• _PAGE TEXT_:
►
# Moving a South Bend



## DavidR8 (Dec 11, 2019)

In anticipation of moving an SB 9A I discovered this handy guide. 



			http://bluechipmachineshop.com/bc_blog/wp-content/uploads/2011/04/How-To-Disassemble-a-South-Bend-Lathe-for-Moving.pdf
		



Sent from my iPhone using Tapatalk


----------



## SLK001 (Dec 11, 2019)

I've moved SB 9" all by myself with no problem.  If you use any lifting straps/device to move it, only loop around the webs inside the bed.  NEVER allow a loop to even TOUCH the leadscrew, carriage, QCGB or headstock.  When lifting, your strap should be as close to the headstock as possible (there is a web there).  Use the carriage position to balance the lift.

Just remember that 98% of the weight is cast iron.  If stress is put on CI, it will break, not bend.  

Remove as much as you can before you move, such as tailstock, gear cover and most gears.  If you find it still too heavy, you can even remove the headstock, too.
◄
• _RECORD LIST_:
►
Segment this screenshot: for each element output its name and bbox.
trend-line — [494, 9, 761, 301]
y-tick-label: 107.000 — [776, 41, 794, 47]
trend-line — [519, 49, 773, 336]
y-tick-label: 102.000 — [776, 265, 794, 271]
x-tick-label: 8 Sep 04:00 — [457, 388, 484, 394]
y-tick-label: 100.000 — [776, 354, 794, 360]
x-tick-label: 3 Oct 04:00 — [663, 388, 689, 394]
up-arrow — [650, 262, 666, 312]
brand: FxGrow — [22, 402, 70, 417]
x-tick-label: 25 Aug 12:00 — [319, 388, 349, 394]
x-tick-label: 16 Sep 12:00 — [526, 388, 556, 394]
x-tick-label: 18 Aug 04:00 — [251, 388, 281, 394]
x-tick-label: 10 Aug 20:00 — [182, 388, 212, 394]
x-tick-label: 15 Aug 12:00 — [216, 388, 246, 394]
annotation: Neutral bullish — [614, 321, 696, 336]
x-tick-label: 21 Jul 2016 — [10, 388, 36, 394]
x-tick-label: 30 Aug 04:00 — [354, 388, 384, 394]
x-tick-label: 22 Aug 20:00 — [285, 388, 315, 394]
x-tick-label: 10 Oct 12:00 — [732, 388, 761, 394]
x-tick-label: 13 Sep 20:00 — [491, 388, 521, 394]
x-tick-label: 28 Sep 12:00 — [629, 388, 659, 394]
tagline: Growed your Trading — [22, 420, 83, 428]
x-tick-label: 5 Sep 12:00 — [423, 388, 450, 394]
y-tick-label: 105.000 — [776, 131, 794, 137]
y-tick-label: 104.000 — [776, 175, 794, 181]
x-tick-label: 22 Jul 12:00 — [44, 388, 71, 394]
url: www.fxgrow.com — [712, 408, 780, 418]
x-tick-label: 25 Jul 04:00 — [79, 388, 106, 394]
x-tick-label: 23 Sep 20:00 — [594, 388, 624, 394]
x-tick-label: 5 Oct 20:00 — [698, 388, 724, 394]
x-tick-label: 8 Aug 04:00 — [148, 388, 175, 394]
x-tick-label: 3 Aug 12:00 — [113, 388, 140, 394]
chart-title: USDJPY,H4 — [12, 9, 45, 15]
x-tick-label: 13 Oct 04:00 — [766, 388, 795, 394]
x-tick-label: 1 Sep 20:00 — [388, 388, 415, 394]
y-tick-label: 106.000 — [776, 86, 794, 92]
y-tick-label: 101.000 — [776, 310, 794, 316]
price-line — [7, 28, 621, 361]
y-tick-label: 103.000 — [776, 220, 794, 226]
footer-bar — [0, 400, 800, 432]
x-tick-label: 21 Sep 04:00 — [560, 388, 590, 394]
◄
In the forum thread on moving a South Bend lathe, where should the lifting strap be placed when lifting?

As close to the headstock as possible, where there is a web.